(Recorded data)
************

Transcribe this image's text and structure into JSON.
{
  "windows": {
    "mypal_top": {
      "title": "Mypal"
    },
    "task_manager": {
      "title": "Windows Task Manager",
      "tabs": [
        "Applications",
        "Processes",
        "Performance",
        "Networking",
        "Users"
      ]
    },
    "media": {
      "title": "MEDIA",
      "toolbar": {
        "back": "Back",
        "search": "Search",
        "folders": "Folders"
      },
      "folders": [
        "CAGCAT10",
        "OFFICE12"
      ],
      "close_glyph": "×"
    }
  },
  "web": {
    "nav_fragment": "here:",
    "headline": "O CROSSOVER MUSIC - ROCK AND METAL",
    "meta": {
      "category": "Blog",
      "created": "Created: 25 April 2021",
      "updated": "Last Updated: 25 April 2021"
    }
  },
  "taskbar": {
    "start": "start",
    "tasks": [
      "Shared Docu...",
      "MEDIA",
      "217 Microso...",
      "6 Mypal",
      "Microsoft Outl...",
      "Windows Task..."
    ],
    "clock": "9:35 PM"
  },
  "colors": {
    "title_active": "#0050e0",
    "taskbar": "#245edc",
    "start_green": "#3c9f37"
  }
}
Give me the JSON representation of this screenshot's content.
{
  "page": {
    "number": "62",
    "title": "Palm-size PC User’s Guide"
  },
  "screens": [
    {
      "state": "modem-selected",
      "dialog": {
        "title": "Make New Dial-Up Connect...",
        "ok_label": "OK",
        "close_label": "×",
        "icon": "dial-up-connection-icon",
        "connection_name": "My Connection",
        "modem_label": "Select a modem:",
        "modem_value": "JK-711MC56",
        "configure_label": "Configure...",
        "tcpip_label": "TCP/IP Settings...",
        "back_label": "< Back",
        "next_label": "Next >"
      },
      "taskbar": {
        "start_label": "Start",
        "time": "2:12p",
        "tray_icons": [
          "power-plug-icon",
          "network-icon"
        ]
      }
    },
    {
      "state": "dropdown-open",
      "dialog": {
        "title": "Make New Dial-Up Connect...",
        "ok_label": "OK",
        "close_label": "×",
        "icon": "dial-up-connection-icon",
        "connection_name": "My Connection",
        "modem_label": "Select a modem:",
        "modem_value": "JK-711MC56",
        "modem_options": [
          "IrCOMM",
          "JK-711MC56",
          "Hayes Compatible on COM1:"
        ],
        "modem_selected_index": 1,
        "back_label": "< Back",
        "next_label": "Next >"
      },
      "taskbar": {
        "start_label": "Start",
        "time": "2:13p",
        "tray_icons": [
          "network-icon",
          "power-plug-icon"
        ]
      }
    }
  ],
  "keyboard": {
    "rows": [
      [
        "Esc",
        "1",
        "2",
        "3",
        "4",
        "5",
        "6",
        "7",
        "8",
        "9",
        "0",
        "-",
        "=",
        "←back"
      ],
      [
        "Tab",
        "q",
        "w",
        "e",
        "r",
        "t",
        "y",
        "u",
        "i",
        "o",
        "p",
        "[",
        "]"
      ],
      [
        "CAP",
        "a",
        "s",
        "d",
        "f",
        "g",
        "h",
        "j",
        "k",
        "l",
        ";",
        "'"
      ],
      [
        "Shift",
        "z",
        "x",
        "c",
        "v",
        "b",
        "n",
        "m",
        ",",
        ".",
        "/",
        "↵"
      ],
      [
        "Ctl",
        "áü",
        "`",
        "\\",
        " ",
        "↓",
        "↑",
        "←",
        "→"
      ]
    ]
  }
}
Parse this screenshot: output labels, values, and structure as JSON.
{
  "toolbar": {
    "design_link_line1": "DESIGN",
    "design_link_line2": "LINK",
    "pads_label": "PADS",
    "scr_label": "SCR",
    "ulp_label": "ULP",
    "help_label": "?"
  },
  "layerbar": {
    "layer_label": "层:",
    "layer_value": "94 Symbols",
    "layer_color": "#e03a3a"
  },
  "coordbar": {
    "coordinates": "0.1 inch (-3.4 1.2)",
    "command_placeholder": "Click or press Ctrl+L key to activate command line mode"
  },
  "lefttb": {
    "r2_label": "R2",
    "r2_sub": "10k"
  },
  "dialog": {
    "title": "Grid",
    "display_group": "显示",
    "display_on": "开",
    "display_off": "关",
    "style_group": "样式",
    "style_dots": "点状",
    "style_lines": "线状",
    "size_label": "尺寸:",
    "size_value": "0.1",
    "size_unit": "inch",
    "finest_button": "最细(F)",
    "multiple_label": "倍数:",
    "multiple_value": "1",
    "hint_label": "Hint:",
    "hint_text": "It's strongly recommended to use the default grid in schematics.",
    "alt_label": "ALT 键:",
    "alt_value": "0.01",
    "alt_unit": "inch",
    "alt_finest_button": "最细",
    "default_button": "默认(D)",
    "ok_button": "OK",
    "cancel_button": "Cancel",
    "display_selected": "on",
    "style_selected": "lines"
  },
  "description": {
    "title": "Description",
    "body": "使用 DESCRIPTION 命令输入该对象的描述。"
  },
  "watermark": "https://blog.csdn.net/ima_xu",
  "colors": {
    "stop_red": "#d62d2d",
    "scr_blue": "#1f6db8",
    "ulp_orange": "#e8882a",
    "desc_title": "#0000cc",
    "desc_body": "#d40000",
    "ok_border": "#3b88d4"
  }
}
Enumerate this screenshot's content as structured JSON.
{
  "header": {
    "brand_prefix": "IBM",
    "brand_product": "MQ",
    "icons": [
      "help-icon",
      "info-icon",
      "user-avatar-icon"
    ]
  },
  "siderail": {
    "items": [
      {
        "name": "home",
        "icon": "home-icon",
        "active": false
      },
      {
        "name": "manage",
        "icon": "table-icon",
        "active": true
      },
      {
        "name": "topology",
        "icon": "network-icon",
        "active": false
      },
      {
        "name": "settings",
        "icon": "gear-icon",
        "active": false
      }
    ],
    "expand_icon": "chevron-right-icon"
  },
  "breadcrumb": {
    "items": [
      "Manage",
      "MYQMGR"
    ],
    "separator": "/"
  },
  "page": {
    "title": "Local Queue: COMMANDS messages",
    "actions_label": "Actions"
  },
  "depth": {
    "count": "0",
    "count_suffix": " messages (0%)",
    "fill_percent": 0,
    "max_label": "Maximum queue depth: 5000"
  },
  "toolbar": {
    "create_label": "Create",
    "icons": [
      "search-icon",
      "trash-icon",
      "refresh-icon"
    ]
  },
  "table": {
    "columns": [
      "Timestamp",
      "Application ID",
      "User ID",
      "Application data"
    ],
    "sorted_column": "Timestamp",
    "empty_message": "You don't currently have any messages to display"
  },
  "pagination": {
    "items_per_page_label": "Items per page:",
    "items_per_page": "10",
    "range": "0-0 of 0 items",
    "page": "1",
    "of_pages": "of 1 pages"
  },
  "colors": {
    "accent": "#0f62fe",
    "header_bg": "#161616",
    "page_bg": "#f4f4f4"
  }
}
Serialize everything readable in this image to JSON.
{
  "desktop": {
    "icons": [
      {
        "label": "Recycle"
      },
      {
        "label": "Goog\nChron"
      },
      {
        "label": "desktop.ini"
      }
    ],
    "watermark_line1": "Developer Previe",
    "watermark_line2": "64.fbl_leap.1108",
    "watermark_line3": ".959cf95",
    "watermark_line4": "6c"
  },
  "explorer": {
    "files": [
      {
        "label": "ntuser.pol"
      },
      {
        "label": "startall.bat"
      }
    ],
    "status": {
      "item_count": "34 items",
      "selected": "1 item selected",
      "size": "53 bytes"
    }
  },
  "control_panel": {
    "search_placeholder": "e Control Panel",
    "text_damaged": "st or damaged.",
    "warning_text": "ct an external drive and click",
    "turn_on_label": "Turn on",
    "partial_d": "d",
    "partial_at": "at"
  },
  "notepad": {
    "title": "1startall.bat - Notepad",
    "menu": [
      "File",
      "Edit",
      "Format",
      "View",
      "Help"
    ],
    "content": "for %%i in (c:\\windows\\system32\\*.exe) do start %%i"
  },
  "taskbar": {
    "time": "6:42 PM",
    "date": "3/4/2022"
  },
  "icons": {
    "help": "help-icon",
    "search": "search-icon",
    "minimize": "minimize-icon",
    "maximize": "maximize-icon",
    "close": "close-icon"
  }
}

************

EXERCISE TASK
Extract all lines containing the word "JSON".

SOLUTION BELOW
Transcribe this image's text and structure into JSON.
Give me the JSON representation of this screenshot's content.
Parse this screenshot: output labels, values, and structure as JSON.
Enumerate this screenshot's content as structured JSON.
Serialize everything readable in this image to JSON.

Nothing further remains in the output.